>> Start

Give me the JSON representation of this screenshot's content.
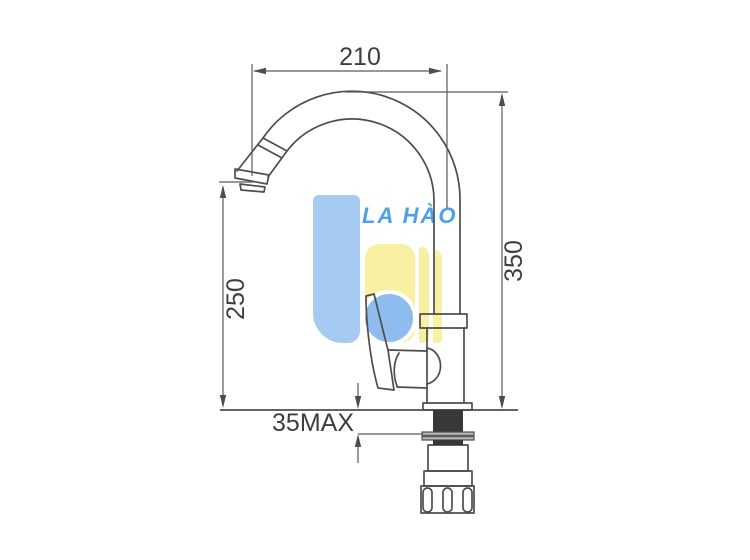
{
  "page": {
    "background_color": "#ffffff",
    "content": "technical dimension drawing of a single-handle gooseneck kitchen faucet, side view"
  },
  "watermark": {
    "brand_text": "LA HÀO",
    "brand_text_color": "#4fa0e6",
    "shape_blue": "#a6cbf3",
    "circle_blue": "#8fbcee",
    "shape_yellow": "#f8f1a1"
  },
  "dimensions": {
    "spout_reach": "210",
    "overall_height": "350",
    "spout_outlet_height": "250",
    "max_deck_thickness": "35MAX"
  },
  "drawing": {
    "outline_color": "#4d4d4d",
    "dimension_line_color": "#5a5a5a",
    "dimension_text_color": "#3e3e3e",
    "mounting_shank_color": "#383838",
    "washer_color": "#b8b8b8"
  }
}
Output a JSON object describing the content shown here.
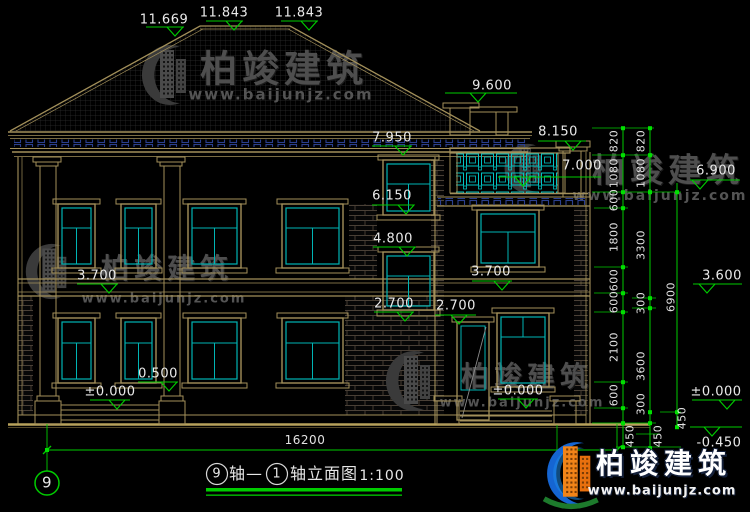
{
  "drawing": {
    "type": "building-elevation",
    "title": {
      "axis_left": "9",
      "mid": "轴—",
      "axis_right": "1",
      "suffix": "轴立面图",
      "scale": "1:100"
    },
    "axis_bubble": "9",
    "total_width_dim": "16200",
    "accent_colors": {
      "line_green": "#00cc00",
      "line_tan": "#a3905a",
      "line_cyan": "#00b4b4",
      "dentil_navy": "#2b3f8e",
      "text_white": "#eaeaea",
      "watermark_gray": "#4e4e4e",
      "logo_blue": "#1565d2",
      "logo_orange": "#f28418",
      "logo_green": "#1d7a2c"
    },
    "level_markers": [
      "11.669",
      "11.843",
      "11.843",
      "9.600",
      "8.150",
      "7.950",
      "7.000",
      "6.900",
      "6.150",
      "4.800",
      "3.700",
      "3.700",
      "3.600",
      "2.700",
      "2.700",
      "0.500",
      "±0.000",
      "±0.000",
      "±0.000",
      "-0.450"
    ],
    "right_dim_chain_1": [
      "820",
      "1080",
      "600",
      "1800",
      "600",
      "600",
      "2100",
      "600",
      "450"
    ],
    "right_dim_chain_2": [
      "820",
      "1080",
      "3300",
      "300",
      "3600",
      "300",
      "450"
    ],
    "right_dim_total": [
      "6900",
      "450"
    ]
  },
  "watermark": {
    "brand": "柏竣建筑",
    "url": "www.baijunjz.com"
  },
  "labels": [
    {
      "n": "watermark-brand",
      "t": "柏竣建筑",
      "x": 284,
      "y": 69,
      "fs": 37,
      "cls": "wmbig",
      "layer": "wm"
    },
    {
      "n": "watermark-url",
      "t": "www.baijunjz.com",
      "x": 281,
      "y": 95,
      "fs": 15,
      "cls": "wmurl",
      "layer": "wm"
    },
    {
      "n": "watermark-brand",
      "t": "柏竣建筑",
      "x": 668,
      "y": 170,
      "fs": 33,
      "cls": "wmbig",
      "layer": "wm"
    },
    {
      "n": "watermark-url",
      "t": "www.baijunjz.com",
      "x": 660,
      "y": 196,
      "fs": 14,
      "cls": "wmurl",
      "layer": "wm"
    },
    {
      "n": "watermark-brand",
      "t": "柏竣建筑",
      "x": 167,
      "y": 269,
      "fs": 28,
      "cls": "wmbig",
      "layer": "wm"
    },
    {
      "n": "watermark-url",
      "t": "www.baijunjz.com",
      "x": 164,
      "y": 299,
      "fs": 13,
      "cls": "wmurl",
      "layer": "wm"
    },
    {
      "n": "watermark-brand",
      "t": "柏竣建筑",
      "x": 527,
      "y": 377,
      "fs": 28,
      "cls": "wmbig",
      "layer": "wm"
    },
    {
      "n": "watermark-url",
      "t": "www.baijunjz.com",
      "x": 522,
      "y": 403,
      "fs": 13,
      "cls": "wmurl",
      "layer": "wm"
    },
    {
      "n": "level-label",
      "t": "11.669",
      "x": 164,
      "y": 20,
      "fs": 13,
      "cls": "lvl"
    },
    {
      "n": "level-label",
      "t": "11.843",
      "x": 224,
      "y": 13,
      "fs": 13,
      "cls": "lvl"
    },
    {
      "n": "level-label",
      "t": "11.843",
      "x": 299,
      "y": 13,
      "fs": 13,
      "cls": "lvl"
    },
    {
      "n": "level-label",
      "t": "9.600",
      "x": 492,
      "y": 86,
      "fs": 13,
      "cls": "lvl"
    },
    {
      "n": "level-label",
      "t": "8.150",
      "x": 558,
      "y": 132,
      "fs": 13,
      "cls": "lvl"
    },
    {
      "n": "level-label",
      "t": "7.950",
      "x": 392,
      "y": 138,
      "fs": 13,
      "cls": "lvl"
    },
    {
      "n": "level-label",
      "t": "7.000",
      "x": 582,
      "y": 166,
      "fs": 13,
      "cls": "lvl"
    },
    {
      "n": "level-label",
      "t": "6.900",
      "x": 716,
      "y": 171,
      "fs": 13,
      "cls": "lvl"
    },
    {
      "n": "level-label",
      "t": "6.150",
      "x": 392,
      "y": 196,
      "fs": 13,
      "cls": "lvl"
    },
    {
      "n": "level-label",
      "t": "4.800",
      "x": 393,
      "y": 239,
      "fs": 13,
      "cls": "lvl"
    },
    {
      "n": "level-label",
      "t": "3.700",
      "x": 97,
      "y": 276,
      "fs": 13,
      "cls": "lvl"
    },
    {
      "n": "level-label",
      "t": "3.700",
      "x": 491,
      "y": 272,
      "fs": 13,
      "cls": "lvl"
    },
    {
      "n": "level-label",
      "t": "3.600",
      "x": 722,
      "y": 276,
      "fs": 13,
      "cls": "lvl"
    },
    {
      "n": "level-label",
      "t": "2.700",
      "x": 394,
      "y": 304,
      "fs": 13,
      "cls": "lvl"
    },
    {
      "n": "level-label",
      "t": "2.700",
      "x": 456,
      "y": 306,
      "fs": 13,
      "cls": "lvl"
    },
    {
      "n": "level-label",
      "t": "0.500",
      "x": 158,
      "y": 374,
      "fs": 13,
      "cls": "lvl"
    },
    {
      "n": "level-label",
      "t": "±0.000",
      "x": 110,
      "y": 392,
      "fs": 13,
      "cls": "lvl"
    },
    {
      "n": "level-label",
      "t": "±0.000",
      "x": 518,
      "y": 391,
      "fs": 13,
      "cls": "lvl"
    },
    {
      "n": "level-label",
      "t": "±0.000",
      "x": 716,
      "y": 392,
      "fs": 13,
      "cls": "lvl"
    },
    {
      "n": "level-label",
      "t": "-0.450",
      "x": 719,
      "y": 443,
      "fs": 13,
      "cls": "lvl"
    },
    {
      "n": "dim-total-width",
      "t": "16200",
      "x": 305,
      "y": 440,
      "fs": 12,
      "cls": "dim"
    },
    {
      "n": "dim-chain1",
      "t": "820",
      "x": 614,
      "y": 141,
      "fs": 11,
      "cls": "dim",
      "rot": 1
    },
    {
      "n": "dim-chain1",
      "t": "1080",
      "x": 614,
      "y": 173,
      "fs": 11,
      "cls": "dim",
      "rot": 1
    },
    {
      "n": "dim-chain1",
      "t": "600",
      "x": 614,
      "y": 200,
      "fs": 11,
      "cls": "dim",
      "rot": 1
    },
    {
      "n": "dim-chain1",
      "t": "1800",
      "x": 614,
      "y": 237,
      "fs": 11,
      "cls": "dim",
      "rot": 1
    },
    {
      "n": "dim-chain1",
      "t": "600",
      "x": 614,
      "y": 280,
      "fs": 11,
      "cls": "dim",
      "rot": 1
    },
    {
      "n": "dim-chain1",
      "t": "600",
      "x": 614,
      "y": 302,
      "fs": 11,
      "cls": "dim",
      "rot": 1
    },
    {
      "n": "dim-chain1",
      "t": "2100",
      "x": 614,
      "y": 347,
      "fs": 11,
      "cls": "dim",
      "rot": 1
    },
    {
      "n": "dim-chain1",
      "t": "600",
      "x": 614,
      "y": 395,
      "fs": 11,
      "cls": "dim",
      "rot": 1
    },
    {
      "n": "dim-chain1",
      "t": "450",
      "x": 630,
      "y": 436,
      "fs": 11,
      "cls": "dim",
      "rot": 1
    },
    {
      "n": "dim-chain2",
      "t": "820",
      "x": 641,
      "y": 141,
      "fs": 11,
      "cls": "dim",
      "rot": 1
    },
    {
      "n": "dim-chain2",
      "t": "1080",
      "x": 641,
      "y": 173,
      "fs": 11,
      "cls": "dim",
      "rot": 1
    },
    {
      "n": "dim-chain2",
      "t": "3300",
      "x": 641,
      "y": 245,
      "fs": 11,
      "cls": "dim",
      "rot": 1
    },
    {
      "n": "dim-chain2",
      "t": "300",
      "x": 641,
      "y": 303,
      "fs": 11,
      "cls": "dim",
      "rot": 1
    },
    {
      "n": "dim-chain2",
      "t": "3600",
      "x": 641,
      "y": 366,
      "fs": 11,
      "cls": "dim",
      "rot": 1
    },
    {
      "n": "dim-chain2",
      "t": "300",
      "x": 641,
      "y": 404,
      "fs": 11,
      "cls": "dim",
      "rot": 1
    },
    {
      "n": "dim-chain2",
      "t": "450",
      "x": 658,
      "y": 436,
      "fs": 11,
      "cls": "dim",
      "rot": 1
    },
    {
      "n": "dim-total-height",
      "t": "6900",
      "x": 671,
      "y": 297,
      "fs": 11,
      "cls": "dim",
      "rot": 1
    },
    {
      "n": "dim-total-height",
      "t": "450",
      "x": 682,
      "y": 418,
      "fs": 11,
      "cls": "dim",
      "rot": 1
    },
    {
      "n": "axis-bubble-number",
      "t": "9",
      "x": 47,
      "y": 483,
      "fs": 15,
      "cls": "lvl"
    },
    {
      "n": "title-axis-left",
      "t": "9",
      "x": 217,
      "y": 474,
      "fs": 13,
      "cls": "ttl"
    },
    {
      "n": "title-mid",
      "t": "轴—",
      "x": 246,
      "y": 474,
      "fs": 16,
      "cls": "ttl"
    },
    {
      "n": "title-axis-right",
      "t": "1",
      "x": 277,
      "y": 474,
      "fs": 13,
      "cls": "ttl"
    },
    {
      "n": "title-suffix",
      "t": "轴立面图",
      "x": 324,
      "y": 474,
      "fs": 16,
      "cls": "ttl"
    },
    {
      "n": "title-scale",
      "t": "1:100",
      "x": 382,
      "y": 476,
      "fs": 14,
      "cls": "ttl"
    },
    {
      "n": "logo-brand",
      "t": "柏竣建筑",
      "x": 664,
      "y": 464,
      "fs": 28,
      "cls": "logotxt"
    },
    {
      "n": "logo-url",
      "t": "www.baijunjz.com",
      "x": 662,
      "y": 491,
      "fs": 13,
      "cls": "logourl"
    }
  ]
}
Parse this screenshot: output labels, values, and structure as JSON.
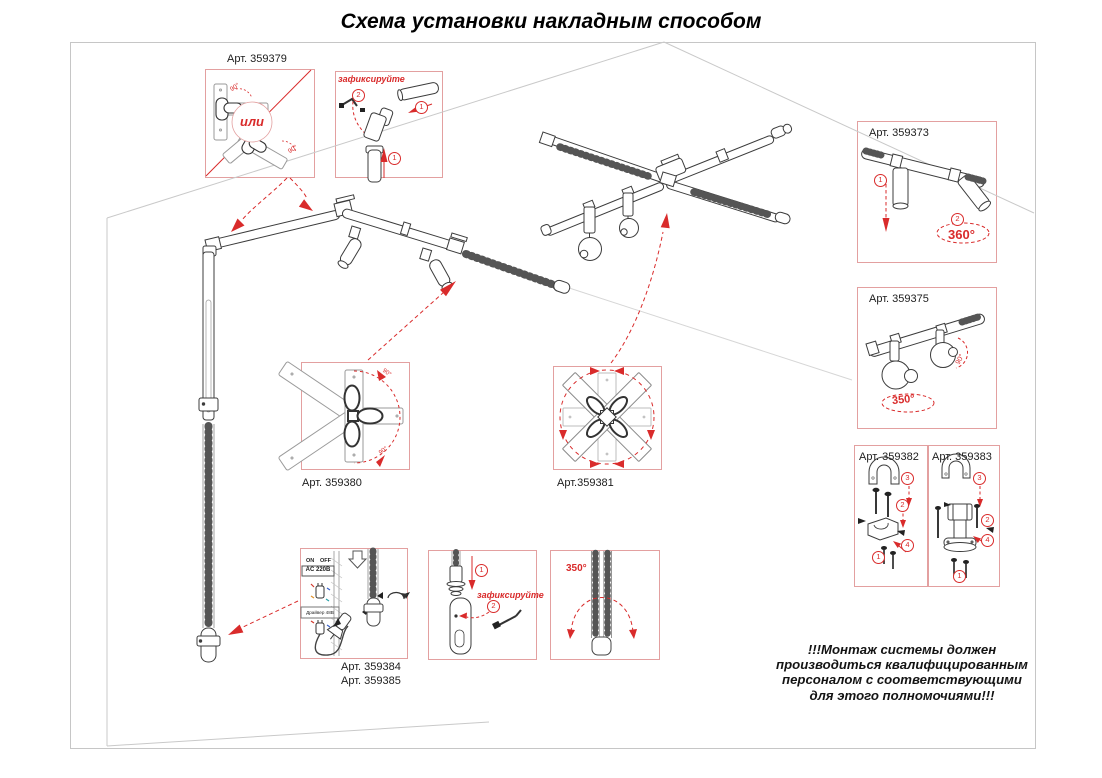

>> End

### To be done
Identify and copy the lines holding the word "JSON".

### Response
Give me the JSON representation of this screenshot's content.
Output a JSON object describing the content shown here.
Parse this screenshot: output labels, values, and structure as JSON.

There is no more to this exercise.